JOB: Copy out the records precisely, omitting pictures.

EXERCISE DATA:
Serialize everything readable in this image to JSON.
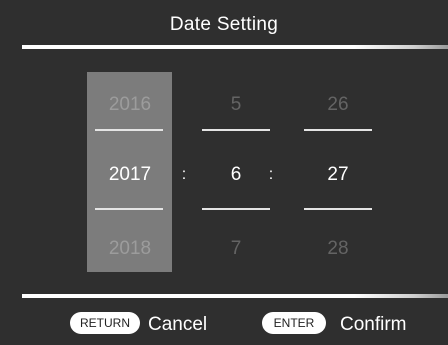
{
  "title": "Date Setting",
  "picker": {
    "year": {
      "prev": "2016",
      "current": "2017",
      "next": "2018"
    },
    "month": {
      "prev": "5",
      "current": "6",
      "next": "7"
    },
    "day": {
      "prev": "26",
      "current": "27",
      "next": "28"
    },
    "separator": ":"
  },
  "footer": {
    "return": {
      "key": "RETURN",
      "label": "Cancel"
    },
    "enter": {
      "key": "ENTER",
      "label": "Confirm"
    }
  }
}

CORRECT RESULT:
Serialize everything readable in this image to JSON.
{
  "title": "Date Setting",
  "picker": {
    "year": {
      "prev": "2016",
      "current": "2017",
      "next": "2018"
    },
    "month": {
      "prev": "5",
      "current": "6",
      "next": "7"
    },
    "day": {
      "prev": "26",
      "current": "27",
      "next": "28"
    },
    "separator": ":"
  },
  "footer": {
    "return": {
      "key": "RETURN",
      "label": "Cancel"
    },
    "enter": {
      "key": "ENTER",
      "label": "Confirm"
    }
  }
}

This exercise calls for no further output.